WORK INSTRUCTIONS –
Filter the entries below, keeping only lines with the word "JSON".

EXTRACTED RECORDS –
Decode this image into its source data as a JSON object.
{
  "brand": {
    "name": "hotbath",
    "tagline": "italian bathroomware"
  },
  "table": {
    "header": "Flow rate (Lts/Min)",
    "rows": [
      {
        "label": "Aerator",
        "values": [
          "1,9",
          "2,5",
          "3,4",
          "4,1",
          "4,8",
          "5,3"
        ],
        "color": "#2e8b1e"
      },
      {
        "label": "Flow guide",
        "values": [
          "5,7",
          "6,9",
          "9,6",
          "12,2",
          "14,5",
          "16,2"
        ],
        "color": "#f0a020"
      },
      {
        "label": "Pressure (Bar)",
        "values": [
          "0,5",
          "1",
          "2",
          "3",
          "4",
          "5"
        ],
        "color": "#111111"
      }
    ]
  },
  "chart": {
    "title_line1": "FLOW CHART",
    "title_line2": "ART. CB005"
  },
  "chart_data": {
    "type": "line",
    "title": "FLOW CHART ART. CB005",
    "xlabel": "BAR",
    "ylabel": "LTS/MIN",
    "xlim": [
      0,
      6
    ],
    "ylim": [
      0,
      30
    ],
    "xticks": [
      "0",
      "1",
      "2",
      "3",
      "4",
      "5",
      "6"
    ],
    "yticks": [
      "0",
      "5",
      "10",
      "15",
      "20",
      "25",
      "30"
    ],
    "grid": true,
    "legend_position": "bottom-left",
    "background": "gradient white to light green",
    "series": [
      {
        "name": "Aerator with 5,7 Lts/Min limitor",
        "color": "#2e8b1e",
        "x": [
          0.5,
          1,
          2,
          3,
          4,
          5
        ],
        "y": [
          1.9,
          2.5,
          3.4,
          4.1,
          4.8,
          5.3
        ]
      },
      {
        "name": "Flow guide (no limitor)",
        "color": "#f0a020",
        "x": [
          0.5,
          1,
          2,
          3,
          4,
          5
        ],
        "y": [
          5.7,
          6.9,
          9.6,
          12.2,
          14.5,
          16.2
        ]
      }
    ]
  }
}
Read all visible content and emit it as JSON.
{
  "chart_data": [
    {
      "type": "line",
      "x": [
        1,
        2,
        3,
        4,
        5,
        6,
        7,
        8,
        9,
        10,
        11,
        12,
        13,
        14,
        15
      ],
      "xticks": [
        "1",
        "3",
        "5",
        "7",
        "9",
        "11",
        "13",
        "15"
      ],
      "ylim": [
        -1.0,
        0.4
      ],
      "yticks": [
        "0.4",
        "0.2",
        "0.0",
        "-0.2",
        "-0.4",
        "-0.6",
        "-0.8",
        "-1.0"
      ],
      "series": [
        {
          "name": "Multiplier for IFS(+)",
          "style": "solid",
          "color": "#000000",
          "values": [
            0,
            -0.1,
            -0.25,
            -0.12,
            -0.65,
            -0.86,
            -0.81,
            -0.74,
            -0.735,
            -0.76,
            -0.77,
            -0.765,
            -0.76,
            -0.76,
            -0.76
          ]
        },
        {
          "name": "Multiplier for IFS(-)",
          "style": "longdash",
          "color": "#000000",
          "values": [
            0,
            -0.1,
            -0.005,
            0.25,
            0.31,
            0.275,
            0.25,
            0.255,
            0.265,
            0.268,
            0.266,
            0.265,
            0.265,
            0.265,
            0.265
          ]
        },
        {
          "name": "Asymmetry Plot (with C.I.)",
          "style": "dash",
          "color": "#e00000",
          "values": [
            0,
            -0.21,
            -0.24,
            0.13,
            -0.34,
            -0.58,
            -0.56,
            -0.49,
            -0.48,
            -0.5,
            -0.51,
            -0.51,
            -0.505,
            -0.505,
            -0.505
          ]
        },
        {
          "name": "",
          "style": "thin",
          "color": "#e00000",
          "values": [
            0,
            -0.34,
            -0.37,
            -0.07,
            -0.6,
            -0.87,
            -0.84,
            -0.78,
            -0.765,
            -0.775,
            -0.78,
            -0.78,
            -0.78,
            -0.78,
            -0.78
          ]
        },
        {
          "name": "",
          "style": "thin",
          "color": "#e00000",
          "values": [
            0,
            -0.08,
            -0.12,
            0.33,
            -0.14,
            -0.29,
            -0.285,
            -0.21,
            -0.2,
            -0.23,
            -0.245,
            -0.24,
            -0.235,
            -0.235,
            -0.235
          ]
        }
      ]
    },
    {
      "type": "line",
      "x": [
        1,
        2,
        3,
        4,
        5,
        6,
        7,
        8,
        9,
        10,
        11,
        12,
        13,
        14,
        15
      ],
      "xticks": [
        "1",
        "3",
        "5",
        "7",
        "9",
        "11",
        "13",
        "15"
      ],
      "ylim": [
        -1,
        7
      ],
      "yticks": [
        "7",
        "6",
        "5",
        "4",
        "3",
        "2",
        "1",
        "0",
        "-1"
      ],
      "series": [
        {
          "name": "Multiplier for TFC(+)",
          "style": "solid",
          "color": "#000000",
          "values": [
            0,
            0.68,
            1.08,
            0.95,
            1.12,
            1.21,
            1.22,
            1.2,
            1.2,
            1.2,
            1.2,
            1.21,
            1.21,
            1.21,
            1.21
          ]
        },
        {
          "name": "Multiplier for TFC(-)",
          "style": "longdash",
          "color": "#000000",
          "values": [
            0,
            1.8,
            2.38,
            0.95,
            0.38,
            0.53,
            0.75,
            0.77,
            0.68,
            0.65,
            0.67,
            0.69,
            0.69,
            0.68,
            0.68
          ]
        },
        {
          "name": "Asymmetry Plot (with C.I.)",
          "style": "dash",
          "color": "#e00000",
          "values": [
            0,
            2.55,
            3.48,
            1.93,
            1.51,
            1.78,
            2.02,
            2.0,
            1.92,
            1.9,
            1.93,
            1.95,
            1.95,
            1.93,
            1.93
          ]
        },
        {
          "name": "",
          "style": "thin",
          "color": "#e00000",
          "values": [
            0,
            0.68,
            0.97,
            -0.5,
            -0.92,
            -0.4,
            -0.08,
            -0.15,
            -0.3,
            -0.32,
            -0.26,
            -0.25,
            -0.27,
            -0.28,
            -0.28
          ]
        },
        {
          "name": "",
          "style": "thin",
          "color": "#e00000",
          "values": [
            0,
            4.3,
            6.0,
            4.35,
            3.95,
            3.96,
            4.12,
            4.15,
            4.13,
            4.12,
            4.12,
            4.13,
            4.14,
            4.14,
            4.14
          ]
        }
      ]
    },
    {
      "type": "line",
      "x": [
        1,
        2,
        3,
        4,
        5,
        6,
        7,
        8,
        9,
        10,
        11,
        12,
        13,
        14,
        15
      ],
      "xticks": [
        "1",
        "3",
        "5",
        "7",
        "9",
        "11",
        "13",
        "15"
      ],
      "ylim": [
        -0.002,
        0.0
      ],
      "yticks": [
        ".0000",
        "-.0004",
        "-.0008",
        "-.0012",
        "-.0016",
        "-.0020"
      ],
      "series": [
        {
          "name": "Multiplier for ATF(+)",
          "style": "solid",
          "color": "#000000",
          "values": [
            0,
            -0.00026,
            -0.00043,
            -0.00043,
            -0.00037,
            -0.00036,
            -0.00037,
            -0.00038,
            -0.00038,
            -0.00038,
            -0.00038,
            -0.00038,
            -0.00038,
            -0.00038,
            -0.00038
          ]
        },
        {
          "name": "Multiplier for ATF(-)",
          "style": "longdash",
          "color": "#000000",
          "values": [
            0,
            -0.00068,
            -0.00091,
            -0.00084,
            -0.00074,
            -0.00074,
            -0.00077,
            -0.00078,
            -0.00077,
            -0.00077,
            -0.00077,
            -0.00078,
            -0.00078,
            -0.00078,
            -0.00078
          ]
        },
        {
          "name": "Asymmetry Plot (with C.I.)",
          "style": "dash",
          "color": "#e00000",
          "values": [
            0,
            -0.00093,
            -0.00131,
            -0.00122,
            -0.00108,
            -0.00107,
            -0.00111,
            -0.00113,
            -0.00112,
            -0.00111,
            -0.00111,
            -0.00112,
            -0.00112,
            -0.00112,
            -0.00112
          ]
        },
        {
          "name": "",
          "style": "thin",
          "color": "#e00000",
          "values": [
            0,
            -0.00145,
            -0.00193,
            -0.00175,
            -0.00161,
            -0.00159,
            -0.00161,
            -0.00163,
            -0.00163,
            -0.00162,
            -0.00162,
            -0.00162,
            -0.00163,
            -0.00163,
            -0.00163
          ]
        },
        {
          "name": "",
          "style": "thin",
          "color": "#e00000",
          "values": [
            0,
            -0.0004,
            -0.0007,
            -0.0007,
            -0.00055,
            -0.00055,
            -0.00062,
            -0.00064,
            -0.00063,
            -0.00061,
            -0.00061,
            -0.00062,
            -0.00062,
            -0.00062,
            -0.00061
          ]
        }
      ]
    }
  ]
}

ANSWER FOR THIS EXERCISE –
Decode this image into its source data as a JSON object.
Read all visible content and emit it as JSON.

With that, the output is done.